### Task goal
Where a line contains the word "arrow", copy that line.

--- begin ---

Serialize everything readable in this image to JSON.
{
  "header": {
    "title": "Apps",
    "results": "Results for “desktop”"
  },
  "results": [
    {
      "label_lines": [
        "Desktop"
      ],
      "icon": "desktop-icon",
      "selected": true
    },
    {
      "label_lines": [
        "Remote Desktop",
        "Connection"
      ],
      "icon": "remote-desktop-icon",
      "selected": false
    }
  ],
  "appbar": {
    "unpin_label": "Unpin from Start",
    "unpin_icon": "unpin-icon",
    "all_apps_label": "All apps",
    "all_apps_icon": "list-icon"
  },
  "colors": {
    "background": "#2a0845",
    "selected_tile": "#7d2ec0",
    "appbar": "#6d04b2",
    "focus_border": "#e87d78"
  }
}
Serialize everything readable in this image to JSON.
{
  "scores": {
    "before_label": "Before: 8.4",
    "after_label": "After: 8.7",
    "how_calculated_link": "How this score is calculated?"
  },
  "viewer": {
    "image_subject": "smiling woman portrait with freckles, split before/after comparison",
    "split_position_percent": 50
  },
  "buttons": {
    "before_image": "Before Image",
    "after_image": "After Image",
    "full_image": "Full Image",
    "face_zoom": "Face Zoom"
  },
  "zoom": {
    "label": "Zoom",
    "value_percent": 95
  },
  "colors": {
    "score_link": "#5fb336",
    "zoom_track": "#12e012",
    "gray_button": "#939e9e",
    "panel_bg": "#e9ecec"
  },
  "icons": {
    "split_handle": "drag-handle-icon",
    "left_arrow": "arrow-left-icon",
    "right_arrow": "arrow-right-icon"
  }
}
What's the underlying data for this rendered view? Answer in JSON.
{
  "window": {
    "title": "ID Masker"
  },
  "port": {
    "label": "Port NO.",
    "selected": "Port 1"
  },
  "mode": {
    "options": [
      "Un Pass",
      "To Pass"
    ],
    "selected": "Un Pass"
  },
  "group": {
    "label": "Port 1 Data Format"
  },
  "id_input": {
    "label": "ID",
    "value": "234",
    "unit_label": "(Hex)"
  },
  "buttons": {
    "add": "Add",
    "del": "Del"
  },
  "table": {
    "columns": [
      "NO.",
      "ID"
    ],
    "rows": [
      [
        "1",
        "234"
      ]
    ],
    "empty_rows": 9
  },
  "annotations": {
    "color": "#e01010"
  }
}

--- end ---

### Result of this exercise
    "left_arrow": "arrow-left-icon",
    "right_arrow": "arrow-right-icon"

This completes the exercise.